** START **

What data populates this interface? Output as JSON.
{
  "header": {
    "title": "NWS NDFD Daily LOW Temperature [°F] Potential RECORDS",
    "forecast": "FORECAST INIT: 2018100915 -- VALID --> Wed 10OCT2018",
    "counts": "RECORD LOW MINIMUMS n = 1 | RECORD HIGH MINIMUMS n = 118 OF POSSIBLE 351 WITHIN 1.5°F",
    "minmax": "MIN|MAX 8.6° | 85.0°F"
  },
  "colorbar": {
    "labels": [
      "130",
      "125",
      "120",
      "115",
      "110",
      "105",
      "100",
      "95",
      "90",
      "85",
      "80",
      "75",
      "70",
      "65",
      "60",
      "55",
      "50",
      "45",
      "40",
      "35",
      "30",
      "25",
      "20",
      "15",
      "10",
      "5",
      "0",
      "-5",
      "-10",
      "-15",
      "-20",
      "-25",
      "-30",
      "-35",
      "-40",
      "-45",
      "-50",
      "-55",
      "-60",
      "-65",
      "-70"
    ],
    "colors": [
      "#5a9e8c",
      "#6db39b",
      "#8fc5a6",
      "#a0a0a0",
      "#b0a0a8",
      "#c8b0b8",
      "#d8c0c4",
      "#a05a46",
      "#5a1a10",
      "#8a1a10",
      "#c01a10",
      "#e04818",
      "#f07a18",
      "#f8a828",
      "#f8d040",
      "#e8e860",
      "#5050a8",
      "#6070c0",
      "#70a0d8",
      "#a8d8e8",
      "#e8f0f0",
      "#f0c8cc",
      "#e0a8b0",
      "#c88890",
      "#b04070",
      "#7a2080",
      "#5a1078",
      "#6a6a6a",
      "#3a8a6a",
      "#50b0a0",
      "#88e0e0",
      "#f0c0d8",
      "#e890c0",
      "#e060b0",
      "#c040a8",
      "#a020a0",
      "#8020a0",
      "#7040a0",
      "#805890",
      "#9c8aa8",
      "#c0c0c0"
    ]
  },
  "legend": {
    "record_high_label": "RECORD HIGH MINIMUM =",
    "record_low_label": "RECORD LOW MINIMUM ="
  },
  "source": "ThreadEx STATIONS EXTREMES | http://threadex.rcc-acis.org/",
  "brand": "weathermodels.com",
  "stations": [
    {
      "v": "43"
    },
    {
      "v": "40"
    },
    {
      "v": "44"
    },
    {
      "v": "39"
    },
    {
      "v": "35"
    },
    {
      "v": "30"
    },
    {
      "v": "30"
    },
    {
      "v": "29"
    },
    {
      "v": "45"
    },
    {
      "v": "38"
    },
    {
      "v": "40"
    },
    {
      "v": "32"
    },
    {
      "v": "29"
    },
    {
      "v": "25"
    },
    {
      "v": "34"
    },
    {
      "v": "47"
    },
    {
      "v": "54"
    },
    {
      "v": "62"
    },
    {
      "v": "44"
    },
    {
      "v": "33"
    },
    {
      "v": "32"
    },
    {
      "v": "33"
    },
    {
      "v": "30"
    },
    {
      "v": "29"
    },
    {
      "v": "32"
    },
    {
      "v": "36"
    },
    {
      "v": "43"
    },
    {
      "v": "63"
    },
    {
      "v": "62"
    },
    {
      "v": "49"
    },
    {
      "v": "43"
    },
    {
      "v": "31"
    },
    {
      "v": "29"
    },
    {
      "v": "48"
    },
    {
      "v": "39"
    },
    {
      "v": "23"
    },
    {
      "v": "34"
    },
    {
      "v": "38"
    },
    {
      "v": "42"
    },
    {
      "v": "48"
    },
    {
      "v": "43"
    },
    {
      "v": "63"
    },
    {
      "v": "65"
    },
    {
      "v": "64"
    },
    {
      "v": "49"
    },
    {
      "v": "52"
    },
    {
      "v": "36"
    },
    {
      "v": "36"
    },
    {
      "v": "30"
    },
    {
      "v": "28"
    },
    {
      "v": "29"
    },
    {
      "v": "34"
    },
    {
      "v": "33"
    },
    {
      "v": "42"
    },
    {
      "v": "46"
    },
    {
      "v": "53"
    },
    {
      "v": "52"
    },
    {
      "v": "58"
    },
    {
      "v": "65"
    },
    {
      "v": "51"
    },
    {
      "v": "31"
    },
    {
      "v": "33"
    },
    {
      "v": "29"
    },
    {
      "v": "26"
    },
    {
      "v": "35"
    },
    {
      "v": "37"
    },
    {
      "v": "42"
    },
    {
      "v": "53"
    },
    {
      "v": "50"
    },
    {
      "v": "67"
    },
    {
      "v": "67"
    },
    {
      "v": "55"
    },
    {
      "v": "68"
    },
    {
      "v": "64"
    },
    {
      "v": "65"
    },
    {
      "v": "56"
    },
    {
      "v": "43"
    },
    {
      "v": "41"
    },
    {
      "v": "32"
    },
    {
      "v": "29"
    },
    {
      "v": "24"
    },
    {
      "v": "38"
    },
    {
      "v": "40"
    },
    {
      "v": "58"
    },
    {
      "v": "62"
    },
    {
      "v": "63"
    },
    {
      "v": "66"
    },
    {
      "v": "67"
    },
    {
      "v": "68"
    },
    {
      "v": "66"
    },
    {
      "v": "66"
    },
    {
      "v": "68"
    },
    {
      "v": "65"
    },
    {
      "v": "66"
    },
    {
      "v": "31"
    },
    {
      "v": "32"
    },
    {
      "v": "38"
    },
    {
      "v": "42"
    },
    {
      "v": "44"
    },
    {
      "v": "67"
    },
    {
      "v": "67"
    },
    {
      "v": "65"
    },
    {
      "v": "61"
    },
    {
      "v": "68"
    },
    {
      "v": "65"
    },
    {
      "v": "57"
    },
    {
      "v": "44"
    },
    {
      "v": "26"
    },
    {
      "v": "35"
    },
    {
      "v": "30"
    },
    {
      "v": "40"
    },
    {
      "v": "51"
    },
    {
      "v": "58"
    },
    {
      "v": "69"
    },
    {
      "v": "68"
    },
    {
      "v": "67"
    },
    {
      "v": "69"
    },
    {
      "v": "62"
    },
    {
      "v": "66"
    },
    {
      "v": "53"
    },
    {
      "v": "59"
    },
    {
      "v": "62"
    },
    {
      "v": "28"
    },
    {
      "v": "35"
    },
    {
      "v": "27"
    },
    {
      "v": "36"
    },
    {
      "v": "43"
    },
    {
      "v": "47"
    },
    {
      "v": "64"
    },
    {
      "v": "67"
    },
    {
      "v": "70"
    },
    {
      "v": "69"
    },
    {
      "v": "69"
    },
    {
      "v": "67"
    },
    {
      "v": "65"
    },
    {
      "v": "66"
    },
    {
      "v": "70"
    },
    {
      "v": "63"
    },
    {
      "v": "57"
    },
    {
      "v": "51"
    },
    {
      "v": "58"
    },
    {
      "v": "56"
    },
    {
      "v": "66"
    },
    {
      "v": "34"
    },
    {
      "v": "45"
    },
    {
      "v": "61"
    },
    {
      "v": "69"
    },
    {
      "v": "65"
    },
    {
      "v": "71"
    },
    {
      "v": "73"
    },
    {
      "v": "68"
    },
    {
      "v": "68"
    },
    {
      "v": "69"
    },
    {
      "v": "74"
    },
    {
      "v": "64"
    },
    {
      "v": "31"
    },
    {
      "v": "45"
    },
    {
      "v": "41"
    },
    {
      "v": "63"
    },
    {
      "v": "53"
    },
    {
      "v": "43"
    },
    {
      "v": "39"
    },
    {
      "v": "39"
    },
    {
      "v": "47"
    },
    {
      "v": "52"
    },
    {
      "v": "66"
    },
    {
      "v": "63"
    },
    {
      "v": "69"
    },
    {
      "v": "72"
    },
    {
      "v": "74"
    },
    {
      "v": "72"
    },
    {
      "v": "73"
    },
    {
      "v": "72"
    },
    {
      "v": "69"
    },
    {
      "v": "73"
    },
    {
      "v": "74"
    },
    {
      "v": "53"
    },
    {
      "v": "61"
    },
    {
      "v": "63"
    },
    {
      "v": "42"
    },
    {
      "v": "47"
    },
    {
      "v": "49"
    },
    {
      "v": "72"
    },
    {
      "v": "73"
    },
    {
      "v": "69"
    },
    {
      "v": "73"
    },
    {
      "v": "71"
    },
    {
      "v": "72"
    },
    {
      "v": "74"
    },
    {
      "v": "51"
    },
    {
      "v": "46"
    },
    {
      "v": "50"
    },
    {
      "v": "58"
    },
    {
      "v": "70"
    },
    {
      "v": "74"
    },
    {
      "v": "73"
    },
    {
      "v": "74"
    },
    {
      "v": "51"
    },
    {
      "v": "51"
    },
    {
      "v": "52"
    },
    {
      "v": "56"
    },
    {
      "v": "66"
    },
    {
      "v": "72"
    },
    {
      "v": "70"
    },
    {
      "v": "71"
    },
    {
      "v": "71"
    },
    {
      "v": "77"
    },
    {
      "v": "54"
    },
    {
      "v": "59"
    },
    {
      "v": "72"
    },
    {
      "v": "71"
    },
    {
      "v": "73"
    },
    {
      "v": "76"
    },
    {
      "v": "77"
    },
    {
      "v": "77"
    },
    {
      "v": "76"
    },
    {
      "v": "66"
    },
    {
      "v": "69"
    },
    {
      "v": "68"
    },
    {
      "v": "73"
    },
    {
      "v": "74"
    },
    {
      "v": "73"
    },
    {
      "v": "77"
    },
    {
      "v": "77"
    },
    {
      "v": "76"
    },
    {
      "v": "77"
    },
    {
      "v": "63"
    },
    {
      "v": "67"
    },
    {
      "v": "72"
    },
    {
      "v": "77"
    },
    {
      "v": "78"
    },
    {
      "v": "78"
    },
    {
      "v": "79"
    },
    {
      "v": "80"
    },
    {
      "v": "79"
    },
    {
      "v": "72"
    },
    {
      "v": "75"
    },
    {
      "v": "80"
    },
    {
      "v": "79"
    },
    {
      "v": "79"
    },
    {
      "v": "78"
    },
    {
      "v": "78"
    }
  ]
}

** END **

Work instructions: Read through the lines above and collect those that contain the string "HIGH".

The response:
    "counts": "RECORD LOW MINIMUMS n = 1 | RECORD HIGH MINIMUMS n = 118 OF POSSIBLE 351 WITHIN 1.5°F",
    "record_high_label": "RECORD HIGH MINIMUM =",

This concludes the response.